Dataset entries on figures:
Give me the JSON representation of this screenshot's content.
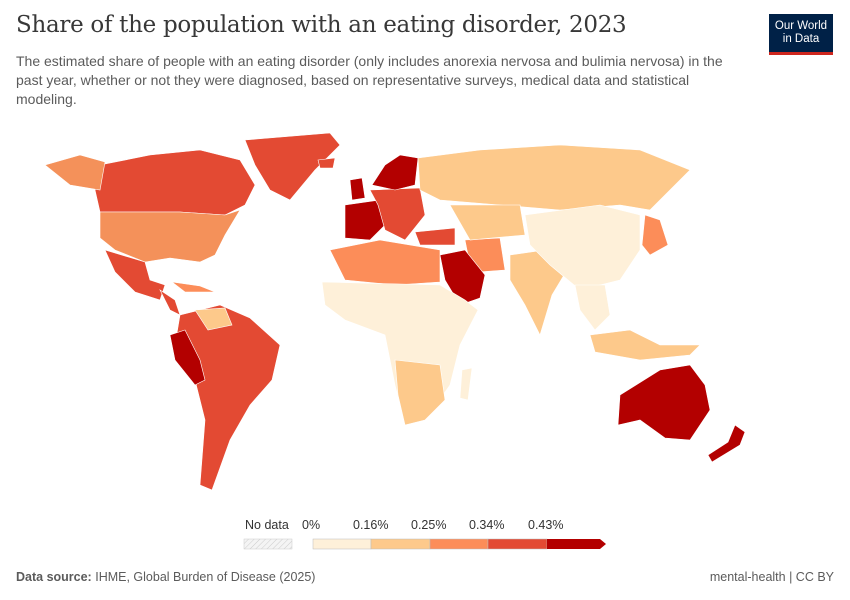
{
  "title": "Share of the population with an eating disorder, 2023",
  "subtitle": "The estimated share of people with an eating disorder (only includes anorexia nervosa and bulimia nervosa) in the past year, whether or not they were diagnosed, based on representative surveys, medical data and statistical modeling.",
  "logo": "Our World in Data",
  "legend": {
    "no_data": "No data",
    "bins": [
      "0%",
      "0.16%",
      "0.25%",
      "0.34%",
      "0.43%"
    ],
    "colors": [
      "#fef0d9",
      "#fdc98b",
      "#fc8d59",
      "#e34a33",
      "#b30000"
    ],
    "no_data_color": "#f0f0f0"
  },
  "footer": {
    "source_label": "Data source:",
    "source": "IHME, Global Burden of Disease (2025)",
    "right": "mental-health | CC BY"
  }
}
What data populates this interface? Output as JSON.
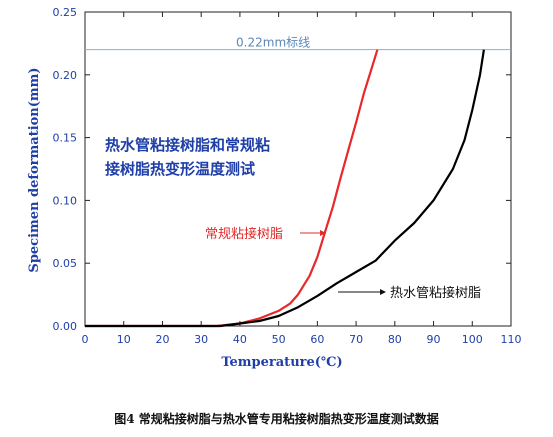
{
  "caption": "图4 常规粘接树脂与热水管专用粘接树脂热变形温度测试数据",
  "chart_data": {
    "type": "line",
    "xlabel": "Temperature(℃)",
    "ylabel": "Specimen deformation(mm)",
    "xlim": [
      0,
      110
    ],
    "ylim": [
      0,
      0.25
    ],
    "xticks": [
      0,
      10,
      20,
      30,
      40,
      50,
      60,
      70,
      80,
      90,
      100,
      110
    ],
    "yticks": [
      0.0,
      0.05,
      0.1,
      0.15,
      0.2,
      0.25
    ],
    "grid": false,
    "reference_line": {
      "y": 0.22,
      "label": "0.22mm标线",
      "color": "#7fb2e0"
    },
    "annotation_block": [
      "热水管粘接树脂和常规粘",
      "接树脂热变形温度测试"
    ],
    "series": [
      {
        "name": "常规粘接树脂",
        "color": "#e8282b",
        "x": [
          0,
          34,
          40,
          45,
          50,
          53,
          55,
          58,
          60,
          62,
          64,
          66,
          68,
          70,
          72,
          74,
          75.5
        ],
        "y": [
          0,
          0,
          0.002,
          0.006,
          0.012,
          0.018,
          0.025,
          0.04,
          0.055,
          0.075,
          0.095,
          0.118,
          0.14,
          0.162,
          0.185,
          0.205,
          0.22
        ]
      },
      {
        "name": "热水管粘接树脂",
        "color": "#000000",
        "x": [
          0,
          35,
          40,
          45,
          50,
          55,
          60,
          65,
          70,
          75,
          80,
          85,
          90,
          95,
          98,
          100,
          102,
          103
        ],
        "y": [
          0,
          0,
          0.002,
          0.004,
          0.008,
          0.015,
          0.024,
          0.034,
          0.043,
          0.052,
          0.068,
          0.082,
          0.1,
          0.125,
          0.148,
          0.172,
          0.2,
          0.22
        ]
      }
    ],
    "series_labels": [
      {
        "text": "常规粘接树脂",
        "series": 0
      },
      {
        "text": "热水管粘接树脂",
        "series": 1
      }
    ]
  }
}
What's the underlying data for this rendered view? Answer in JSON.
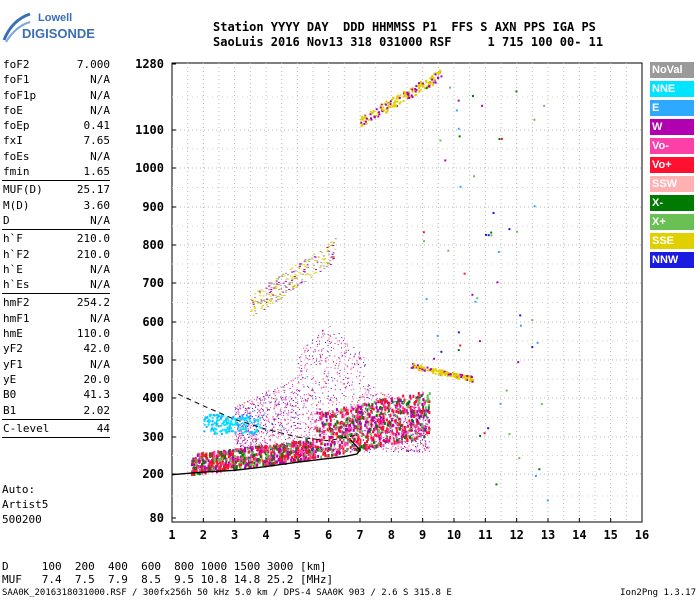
{
  "logo": {
    "line1": "Lowell",
    "line2": "DIGISONDE"
  },
  "header": {
    "line1": "Station YYYY DAY  DDD HHMMSS P1  FFS S AXN PPS IGA PS",
    "line2": "SaoLuis 2016 Nov13 318 031000 RSF     1 715 100 00- 11"
  },
  "params": {
    "group1": [
      {
        "name": "foF2",
        "value": "7.000"
      },
      {
        "name": "foF1",
        "value": "N/A"
      },
      {
        "name": "foF1p",
        "value": "N/A"
      },
      {
        "name": "foE",
        "value": "N/A"
      },
      {
        "name": "foEp",
        "value": "0.41"
      },
      {
        "name": "fxI",
        "value": "7.65"
      },
      {
        "name": "foEs",
        "value": "N/A"
      },
      {
        "name": "fmin",
        "value": "1.65"
      }
    ],
    "group2": [
      {
        "name": "MUF(D)",
        "value": "25.17"
      },
      {
        "name": "M(D)",
        "value": "3.60"
      },
      {
        "name": "D",
        "value": "N/A"
      }
    ],
    "group3": [
      {
        "name": "h`F",
        "value": "210.0"
      },
      {
        "name": "h`F2",
        "value": "210.0"
      },
      {
        "name": "h`E",
        "value": "N/A"
      },
      {
        "name": "h`Es",
        "value": "N/A"
      }
    ],
    "group4": [
      {
        "name": "hmF2",
        "value": "254.2"
      },
      {
        "name": "hmF1",
        "value": "N/A"
      },
      {
        "name": "hmE",
        "value": "110.0"
      },
      {
        "name": "yF2",
        "value": "42.0"
      },
      {
        "name": "yF1",
        "value": "N/A"
      },
      {
        "name": "yE",
        "value": "20.0"
      },
      {
        "name": "B0",
        "value": "41.3"
      },
      {
        "name": "B1",
        "value": "2.02"
      }
    ],
    "clevel": {
      "name": "C-level",
      "value": "44"
    }
  },
  "auto": {
    "line1": "Auto:",
    "line2": "Artist5",
    "line3": "500200"
  },
  "muf_table": {
    "d_line": "D     100  200  400  600  800 1000 1500 3000 [km]",
    "muf_line": "MUF   7.4  7.5  7.9  8.5  9.5 10.8 14.8 25.2 [MHz]"
  },
  "footer": {
    "left": "SAA0K_2016318031000.RSF / 300fx256h 50 kHz 5.0 km / DPS-4 SAA0K 903 / 2.6 S 315.8 E",
    "right": "Ion2Png 1.3.17"
  },
  "legend": [
    {
      "label": "NoVal",
      "color": "#9a9a9a"
    },
    {
      "label": "NNE",
      "color": "#00e5ff"
    },
    {
      "label": "E",
      "color": "#2fa8ff"
    },
    {
      "label": "W",
      "color": "#b000b0"
    },
    {
      "label": "Vo-",
      "color": "#ff3fa8"
    },
    {
      "label": "Vo+",
      "color": "#ff1030"
    },
    {
      "label": "SSW",
      "color": "#ffb0b0"
    },
    {
      "label": "X-",
      "color": "#007a00"
    },
    {
      "label": "X+",
      "color": "#6abf55"
    },
    {
      "label": "SSE",
      "color": "#e0d000"
    },
    {
      "label": "NNW",
      "color": "#1a1ae0"
    }
  ],
  "chart_data": {
    "type": "scatter",
    "xlabel": "",
    "ylabel": "",
    "xlim": [
      1,
      16
    ],
    "ylim": [
      80,
      1280
    ],
    "x_ticks": [
      "1",
      "2",
      "3",
      "4",
      "5",
      "6",
      "7",
      "8",
      "9",
      "10",
      "11",
      "12",
      "13",
      "14",
      "15",
      "16"
    ],
    "y_ticks": [
      "80",
      "200",
      "300",
      "400",
      "500",
      "600",
      "700",
      "800",
      "900",
      "1000",
      "1100",
      "1280"
    ],
    "y_tick_values": [
      80,
      200,
      300,
      400,
      500,
      600,
      700,
      800,
      900,
      1000,
      1100,
      1280
    ],
    "grid": true,
    "traces": [
      {
        "name": "o-trace lower F",
        "x_range": [
          1.6,
          9.2
        ],
        "y_range": [
          205,
          330
        ],
        "density": "high",
        "colors": [
          "#ff1030",
          "#007a00",
          "#ff3fa8",
          "#6abf55",
          "#b000b0"
        ]
      },
      {
        "name": "spread F",
        "x_range": [
          3.0,
          9.2
        ],
        "y_range": [
          280,
          600
        ],
        "density": "high",
        "colors": [
          "#b000b0",
          "#ff1030",
          "#ff3fa8",
          "#1a1ae0"
        ]
      },
      {
        "name": "NNE echoes",
        "x_range": [
          2.0,
          3.8
        ],
        "y_range": [
          310,
          360
        ],
        "density": "medium",
        "colors": [
          "#00e5ff",
          "#2fa8ff"
        ]
      },
      {
        "name": "second hop",
        "x_range": [
          3.5,
          6.2
        ],
        "y_range": [
          620,
          860
        ],
        "density": "low",
        "colors": [
          "#e0d000",
          "#b000b0"
        ]
      },
      {
        "name": "multi hop",
        "x_range": [
          7.0,
          9.5
        ],
        "y_range": [
          1100,
          1260
        ],
        "density": "low",
        "colors": [
          "#e0d000",
          "#b000b0"
        ]
      },
      {
        "name": "oblique",
        "x_range": [
          9.0,
          10.6
        ],
        "y_range": [
          430,
          480
        ],
        "density": "medium",
        "colors": [
          "#e0d000",
          "#b000b0"
        ]
      }
    ],
    "profile_curve": {
      "description": "black electron density profile",
      "x": [
        1.0,
        2.0,
        3.0,
        4.0,
        5.0,
        5.8,
        6.5,
        6.9
      ],
      "y": [
        198,
        205,
        210,
        220,
        232,
        240,
        247,
        254
      ]
    },
    "dashed_curve": {
      "x": [
        1.2,
        2.0,
        3.0,
        4.0,
        5.0,
        6.0,
        6.9
      ],
      "y": [
        410,
        380,
        345,
        320,
        300,
        290,
        305
      ]
    }
  }
}
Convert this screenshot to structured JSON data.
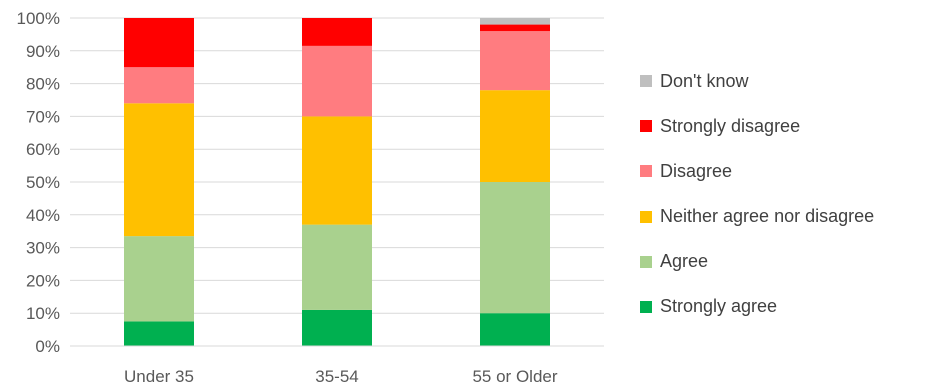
{
  "chart_data": {
    "type": "bar",
    "stacked": true,
    "percent_stacked": true,
    "categories": [
      "Under 35",
      "35-54",
      "55 or Older"
    ],
    "series": [
      {
        "name": "Strongly agree",
        "color": "#00b050",
        "values": [
          7.5,
          11,
          10
        ]
      },
      {
        "name": "Agree",
        "color": "#a9d18e",
        "values": [
          26,
          26,
          40
        ]
      },
      {
        "name": "Neither agree nor disagree",
        "color": "#ffc000",
        "values": [
          40.5,
          33,
          28
        ]
      },
      {
        "name": "Disagree",
        "color": "#ff7c80",
        "values": [
          11,
          21.5,
          18
        ]
      },
      {
        "name": "Strongly disagree",
        "color": "#ff0000",
        "values": [
          15,
          8.5,
          2
        ]
      },
      {
        "name": "Don't know",
        "color": "#bfbfbf",
        "values": [
          0,
          0,
          2
        ]
      }
    ],
    "ylim": [
      0,
      100
    ],
    "yticks": [
      "0%",
      "10%",
      "20%",
      "30%",
      "40%",
      "50%",
      "60%",
      "70%",
      "80%",
      "90%",
      "100%"
    ],
    "grid": true,
    "legend_position": "right",
    "legend_order": [
      "Don't know",
      "Strongly disagree",
      "Disagree",
      "Neither agree nor disagree",
      "Agree",
      "Strongly agree"
    ]
  }
}
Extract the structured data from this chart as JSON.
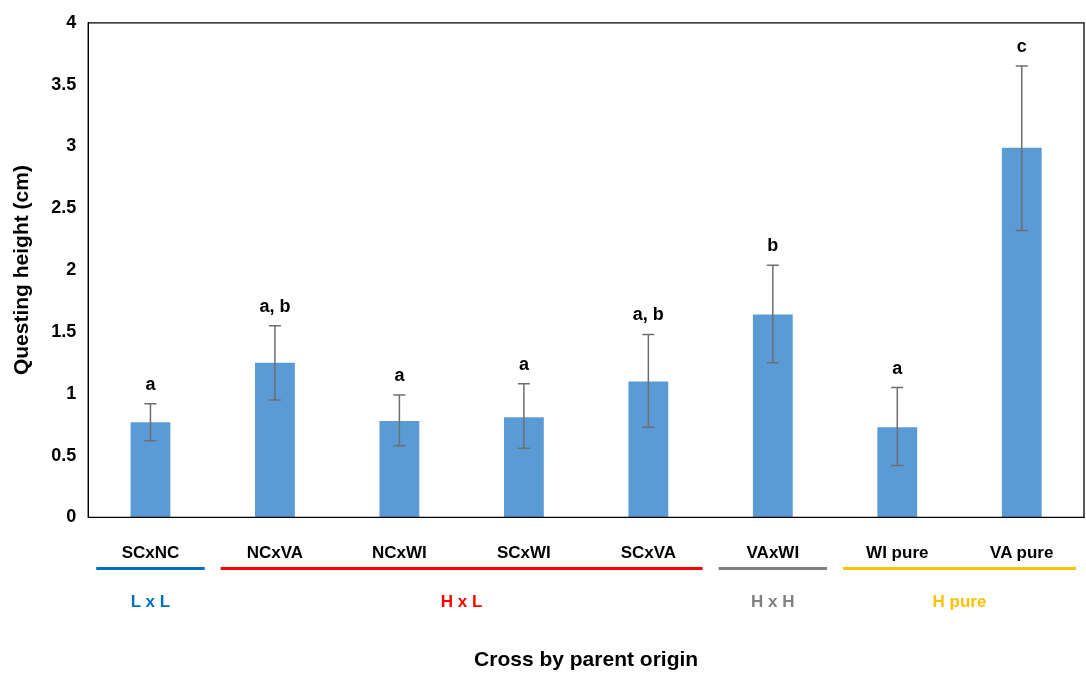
{
  "chart_data": {
    "type": "bar",
    "xlabel": "Cross by parent origin",
    "ylabel": "Questing height (cm)",
    "categories": [
      "SCxNC",
      "NCxVA",
      "NCxWI",
      "SCxWI",
      "SCxVA",
      "VAxWI",
      "WI pure",
      "VA pure"
    ],
    "values": [
      0.77,
      1.25,
      0.78,
      0.81,
      1.1,
      1.64,
      0.73,
      2.99
    ],
    "errors": [
      [
        0.62,
        0.92
      ],
      [
        0.95,
        1.55
      ],
      [
        0.58,
        0.99
      ],
      [
        0.56,
        1.08
      ],
      [
        0.73,
        1.48
      ],
      [
        1.25,
        2.04
      ],
      [
        0.42,
        1.05
      ],
      [
        2.32,
        3.65
      ]
    ],
    "color": "#5b9bd5",
    "ylim": [
      0,
      4
    ],
    "yticks": [
      0,
      0.5,
      1,
      1.5,
      2,
      2.5,
      3,
      3.5,
      4
    ],
    "grid": false,
    "legend": false,
    "annotations": [
      {
        "text": "a",
        "x": "SCxNC",
        "y": 0.92
      },
      {
        "text": "a, b",
        "x": "NCxVA",
        "y": 1.55
      },
      {
        "text": "a",
        "x": "NCxWI",
        "y": 0.99
      },
      {
        "text": "a",
        "x": "SCxWI",
        "y": 1.08
      },
      {
        "text": "a, b",
        "x": "SCxVA",
        "y": 1.48
      },
      {
        "text": "b",
        "x": "VAxWI",
        "y": 2.04
      },
      {
        "text": "a",
        "x": "WI pure",
        "y": 1.05
      },
      {
        "text": "c",
        "x": "VA pure",
        "y": 3.65
      },
      "L x L",
      "H x L",
      "H x H",
      "H pure"
    ]
  }
}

◆ Prompt: Print the lines from the one that contains "Extract the structured" through the last line of the data, exactly and in full, and no other lines. Pictures are not part of the copy.

◆ Solution to the problem:
Extract the structured data from this chart as JSON.
{
  "chart_data": {
    "type": "bar",
    "xlabel": "Cross by parent origin",
    "ylabel": "Questing height (cm)",
    "categories": [
      "SCxNC",
      "NCxVA",
      "NCxWI",
      "SCxWI",
      "SCxVA",
      "VAxWI",
      "WI pure",
      "VA pure"
    ],
    "values": [
      0.77,
      1.25,
      0.78,
      0.81,
      1.1,
      1.64,
      0.73,
      2.99
    ],
    "errors": [
      [
        0.62,
        0.92
      ],
      [
        0.95,
        1.55
      ],
      [
        0.58,
        0.99
      ],
      [
        0.56,
        1.08
      ],
      [
        0.73,
        1.48
      ],
      [
        1.25,
        2.04
      ],
      [
        0.42,
        1.05
      ],
      [
        2.32,
        3.65
      ]
    ],
    "color": "#5b9bd5",
    "ylim": [
      0,
      4
    ],
    "yticks": [
      0,
      0.5,
      1,
      1.5,
      2,
      2.5,
      3,
      3.5,
      4
    ],
    "grid": false,
    "legend": false,
    "annotations": [
      {
        "text": "a",
        "x": "SCxNC",
        "y": 0.92
      },
      {
        "text": "a, b",
        "x": "NCxVA",
        "y": 1.55
      },
      {
        "text": "a",
        "x": "NCxWI",
        "y": 0.99
      },
      {
        "text": "a",
        "x": "SCxWI",
        "y": 1.08
      },
      {
        "text": "a, b",
        "x": "SCxVA",
        "y": 1.48
      },
      {
        "text": "b",
        "x": "VAxWI",
        "y": 2.04
      },
      {
        "text": "a",
        "x": "WI pure",
        "y": 1.05
      },
      {
        "text": "c",
        "x": "VA pure",
        "y": 3.65
      },
      "L x L",
      "H x L",
      "H x H",
      "H pure"
    ]
  }
}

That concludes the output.